**Objective**
In the data, take the stretch that opens with the line containing "box as [x0,y0,x1,y1]." and closes with the line containing "p14-cond3: yL = yA [378,499,430,514]". Switch "region" to "area" and return only those lines, with everything else left as it is.

**Records to use**
⁂

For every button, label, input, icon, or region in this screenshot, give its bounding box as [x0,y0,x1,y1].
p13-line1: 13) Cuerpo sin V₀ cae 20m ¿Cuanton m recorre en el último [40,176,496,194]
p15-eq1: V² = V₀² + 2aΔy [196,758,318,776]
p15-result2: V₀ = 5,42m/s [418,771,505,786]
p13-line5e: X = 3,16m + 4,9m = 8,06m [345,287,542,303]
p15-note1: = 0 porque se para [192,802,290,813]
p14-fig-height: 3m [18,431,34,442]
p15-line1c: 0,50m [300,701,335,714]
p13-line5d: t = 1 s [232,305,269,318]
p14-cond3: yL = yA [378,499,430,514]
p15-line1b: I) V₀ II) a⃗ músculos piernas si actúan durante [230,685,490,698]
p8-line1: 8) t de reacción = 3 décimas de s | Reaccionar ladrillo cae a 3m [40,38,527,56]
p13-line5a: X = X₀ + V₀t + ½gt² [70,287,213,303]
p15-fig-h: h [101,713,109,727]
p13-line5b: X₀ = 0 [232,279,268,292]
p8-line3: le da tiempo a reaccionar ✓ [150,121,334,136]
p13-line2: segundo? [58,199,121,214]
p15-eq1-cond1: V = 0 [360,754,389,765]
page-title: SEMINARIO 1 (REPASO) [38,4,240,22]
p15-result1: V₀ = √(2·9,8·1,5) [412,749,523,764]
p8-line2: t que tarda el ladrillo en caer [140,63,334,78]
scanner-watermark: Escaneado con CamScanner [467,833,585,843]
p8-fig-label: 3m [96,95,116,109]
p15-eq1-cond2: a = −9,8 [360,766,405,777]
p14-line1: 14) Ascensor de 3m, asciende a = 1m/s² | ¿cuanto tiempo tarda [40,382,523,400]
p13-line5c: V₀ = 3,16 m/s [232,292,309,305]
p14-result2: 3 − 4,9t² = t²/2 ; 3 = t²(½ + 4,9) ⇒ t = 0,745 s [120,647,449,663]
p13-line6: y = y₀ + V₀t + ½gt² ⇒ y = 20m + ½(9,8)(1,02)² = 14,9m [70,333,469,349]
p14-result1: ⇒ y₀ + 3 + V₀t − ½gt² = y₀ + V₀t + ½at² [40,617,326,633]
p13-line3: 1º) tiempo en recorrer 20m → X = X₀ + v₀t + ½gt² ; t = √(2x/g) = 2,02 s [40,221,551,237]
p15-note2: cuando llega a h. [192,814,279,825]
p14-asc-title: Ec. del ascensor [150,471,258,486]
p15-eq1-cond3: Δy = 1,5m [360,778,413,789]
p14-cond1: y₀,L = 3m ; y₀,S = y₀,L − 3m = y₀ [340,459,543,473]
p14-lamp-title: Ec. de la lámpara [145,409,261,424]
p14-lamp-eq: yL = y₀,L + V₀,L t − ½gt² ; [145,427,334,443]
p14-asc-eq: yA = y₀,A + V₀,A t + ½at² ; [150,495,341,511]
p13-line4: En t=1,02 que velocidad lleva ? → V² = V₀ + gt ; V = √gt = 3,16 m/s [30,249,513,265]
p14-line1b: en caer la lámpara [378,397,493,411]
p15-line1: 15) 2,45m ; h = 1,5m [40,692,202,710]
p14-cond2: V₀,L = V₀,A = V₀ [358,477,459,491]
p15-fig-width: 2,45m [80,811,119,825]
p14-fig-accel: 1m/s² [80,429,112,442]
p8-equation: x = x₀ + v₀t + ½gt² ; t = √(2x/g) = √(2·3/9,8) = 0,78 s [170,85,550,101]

⁂

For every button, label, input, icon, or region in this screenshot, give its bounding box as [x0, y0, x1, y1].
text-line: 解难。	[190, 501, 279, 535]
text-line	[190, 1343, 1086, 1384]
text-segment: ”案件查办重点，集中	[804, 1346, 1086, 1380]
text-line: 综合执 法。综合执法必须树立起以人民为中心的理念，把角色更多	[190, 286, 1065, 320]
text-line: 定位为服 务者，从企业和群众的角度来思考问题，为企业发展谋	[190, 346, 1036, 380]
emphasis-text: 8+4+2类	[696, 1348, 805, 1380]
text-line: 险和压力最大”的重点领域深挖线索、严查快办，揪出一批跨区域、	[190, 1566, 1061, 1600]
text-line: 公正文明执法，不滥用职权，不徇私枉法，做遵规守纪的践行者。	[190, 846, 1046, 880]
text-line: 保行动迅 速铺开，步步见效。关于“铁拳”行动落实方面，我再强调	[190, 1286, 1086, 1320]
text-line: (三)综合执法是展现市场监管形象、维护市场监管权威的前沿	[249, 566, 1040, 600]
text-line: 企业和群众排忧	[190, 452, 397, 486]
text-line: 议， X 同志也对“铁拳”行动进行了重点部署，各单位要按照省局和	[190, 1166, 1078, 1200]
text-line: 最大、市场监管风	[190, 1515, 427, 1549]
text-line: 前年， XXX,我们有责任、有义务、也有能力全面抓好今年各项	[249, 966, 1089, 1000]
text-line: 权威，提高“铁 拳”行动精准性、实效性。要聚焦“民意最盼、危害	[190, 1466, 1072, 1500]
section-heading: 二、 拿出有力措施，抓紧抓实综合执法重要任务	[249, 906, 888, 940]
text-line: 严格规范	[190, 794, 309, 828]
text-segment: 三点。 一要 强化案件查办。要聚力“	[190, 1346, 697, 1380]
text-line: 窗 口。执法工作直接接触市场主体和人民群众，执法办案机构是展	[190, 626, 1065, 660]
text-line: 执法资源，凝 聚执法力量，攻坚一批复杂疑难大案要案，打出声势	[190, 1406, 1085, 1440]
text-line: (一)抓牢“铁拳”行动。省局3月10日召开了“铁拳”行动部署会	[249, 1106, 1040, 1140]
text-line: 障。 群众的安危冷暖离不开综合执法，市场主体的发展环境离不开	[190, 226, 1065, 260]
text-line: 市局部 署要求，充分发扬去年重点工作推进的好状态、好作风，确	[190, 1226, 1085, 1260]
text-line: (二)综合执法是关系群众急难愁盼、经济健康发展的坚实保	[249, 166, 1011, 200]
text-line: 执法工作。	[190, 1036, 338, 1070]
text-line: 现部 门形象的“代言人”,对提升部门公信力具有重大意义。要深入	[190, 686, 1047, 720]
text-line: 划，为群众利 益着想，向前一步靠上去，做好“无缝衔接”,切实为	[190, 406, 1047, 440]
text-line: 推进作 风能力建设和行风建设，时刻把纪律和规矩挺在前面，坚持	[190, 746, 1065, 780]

⁂

**Solution**
For every button, label, input, icon, or area in this screenshot, give its bounding box as [x0,y0,x1,y1].
p13-line1: 13) Cuerpo sin V₀ cae 20m ¿Cuanton m recorre en el último [40,176,496,194]
p15-eq1: V² = V₀² + 2aΔy [196,758,318,776]
p15-result2: V₀ = 5,42m/s [418,771,505,786]
p13-line5e: X = 3,16m + 4,9m = 8,06m [345,287,542,303]
p15-note1: = 0 porque se para [192,802,290,813]
p14-fig-height: 3m [18,431,34,442]
p15-line1c: 0,50m [300,701,335,714]
p13-line5d: t = 1 s [232,305,269,318]
p14-cond3: yL = yA [378,499,430,514]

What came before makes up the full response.